Description of the task: Give the number of lines in the data that contain "ruptures", and nothing more.

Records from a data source
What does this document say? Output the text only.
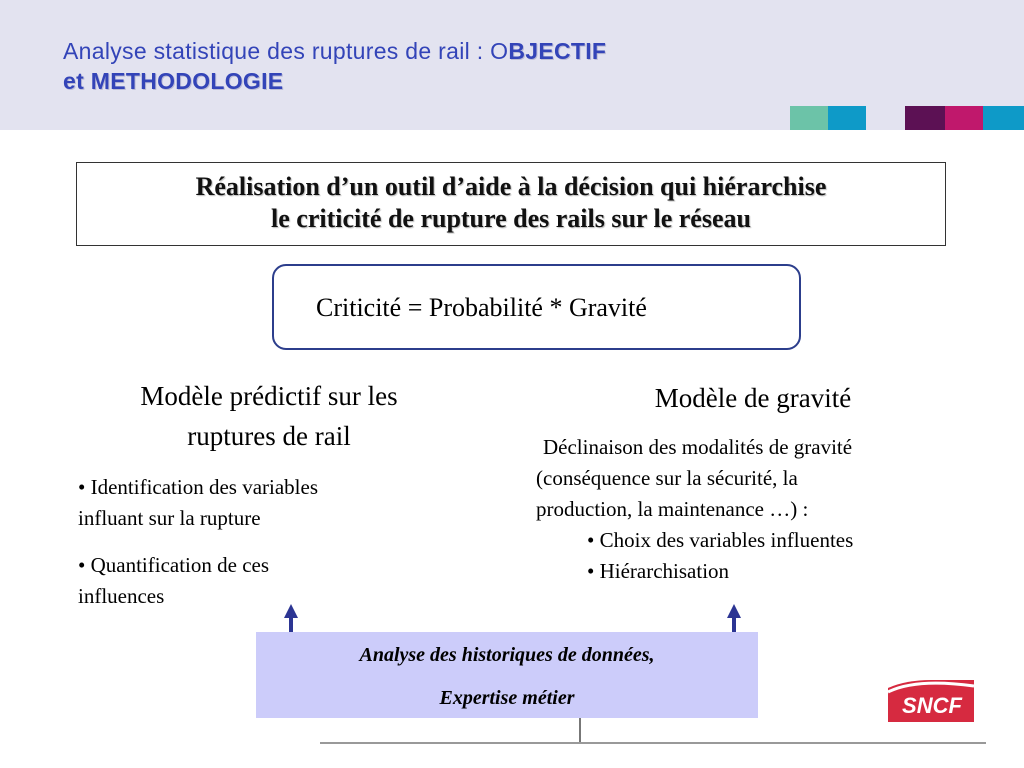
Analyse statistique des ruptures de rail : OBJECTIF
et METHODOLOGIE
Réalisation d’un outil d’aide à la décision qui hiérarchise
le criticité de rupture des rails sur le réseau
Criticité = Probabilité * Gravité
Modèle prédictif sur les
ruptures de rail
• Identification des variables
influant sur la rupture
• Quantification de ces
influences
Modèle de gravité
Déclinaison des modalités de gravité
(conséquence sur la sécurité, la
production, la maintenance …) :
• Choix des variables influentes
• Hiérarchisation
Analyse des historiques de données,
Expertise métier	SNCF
...
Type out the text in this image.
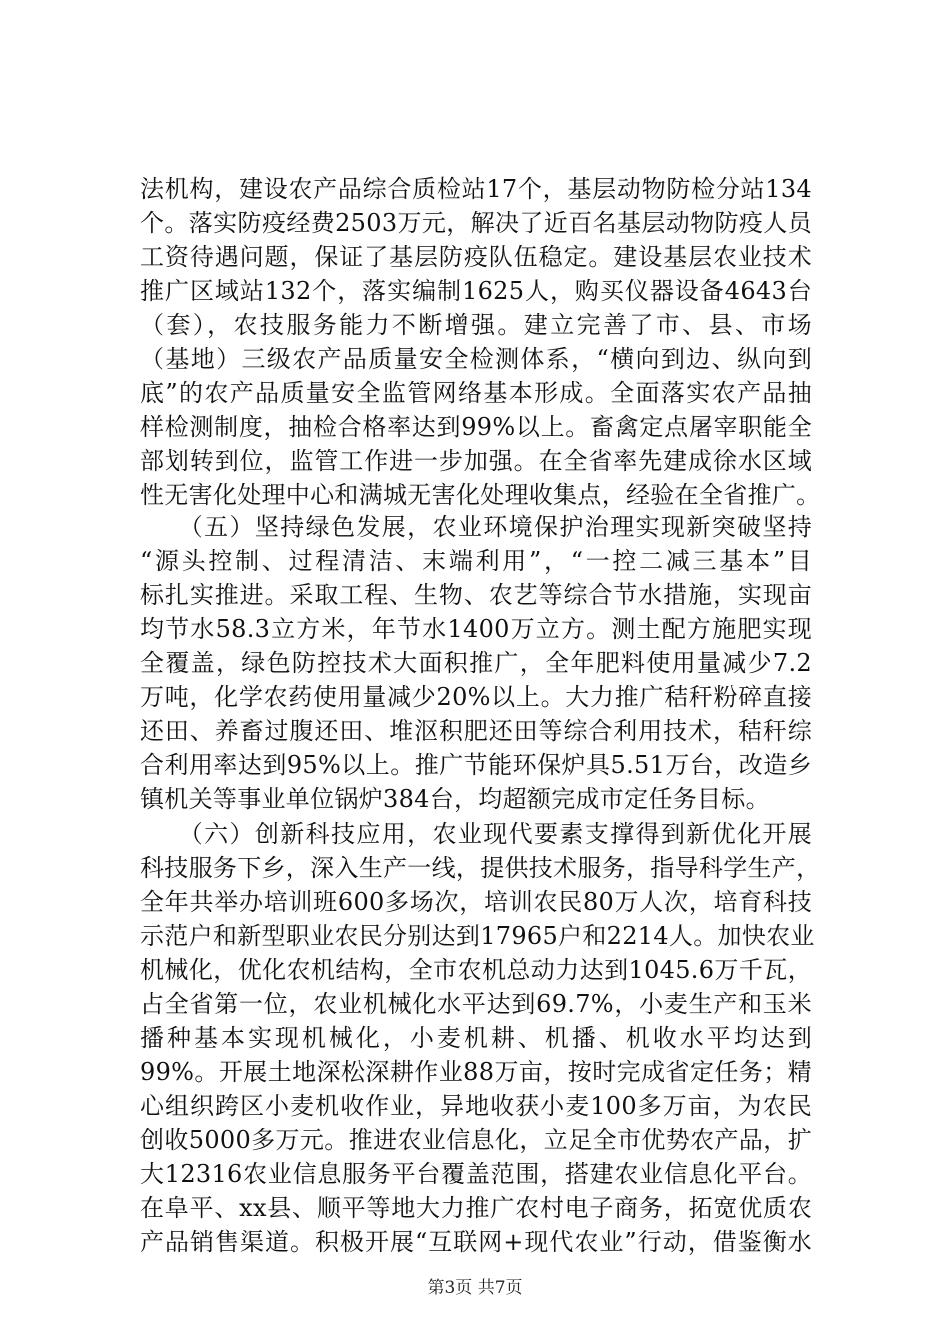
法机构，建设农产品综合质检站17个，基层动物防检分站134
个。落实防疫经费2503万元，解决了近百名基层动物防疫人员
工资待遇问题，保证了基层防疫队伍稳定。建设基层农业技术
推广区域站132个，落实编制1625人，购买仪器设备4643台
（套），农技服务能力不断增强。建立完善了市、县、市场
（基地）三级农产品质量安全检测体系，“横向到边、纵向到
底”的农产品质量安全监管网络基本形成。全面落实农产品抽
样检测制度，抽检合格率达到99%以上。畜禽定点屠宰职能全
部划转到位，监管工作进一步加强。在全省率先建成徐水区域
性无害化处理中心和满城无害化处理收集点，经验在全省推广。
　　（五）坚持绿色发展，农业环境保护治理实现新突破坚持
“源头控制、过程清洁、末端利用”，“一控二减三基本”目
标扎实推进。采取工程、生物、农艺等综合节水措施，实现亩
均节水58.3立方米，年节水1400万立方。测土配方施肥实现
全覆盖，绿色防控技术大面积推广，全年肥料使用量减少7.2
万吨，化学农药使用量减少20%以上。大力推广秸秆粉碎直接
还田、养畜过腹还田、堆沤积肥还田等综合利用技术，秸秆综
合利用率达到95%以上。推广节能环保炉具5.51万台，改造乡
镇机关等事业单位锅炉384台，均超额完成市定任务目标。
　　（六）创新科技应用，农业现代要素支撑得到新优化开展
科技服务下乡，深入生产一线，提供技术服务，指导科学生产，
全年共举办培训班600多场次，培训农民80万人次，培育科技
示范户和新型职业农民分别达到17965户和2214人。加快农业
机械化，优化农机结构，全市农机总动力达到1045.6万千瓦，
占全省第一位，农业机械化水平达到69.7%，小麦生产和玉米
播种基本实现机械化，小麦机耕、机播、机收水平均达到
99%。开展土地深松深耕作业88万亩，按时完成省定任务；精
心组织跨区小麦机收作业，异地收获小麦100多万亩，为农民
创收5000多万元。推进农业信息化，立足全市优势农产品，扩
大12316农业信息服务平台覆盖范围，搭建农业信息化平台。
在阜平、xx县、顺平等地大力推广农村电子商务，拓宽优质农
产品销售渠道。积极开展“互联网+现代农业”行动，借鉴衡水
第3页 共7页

Written solution: 2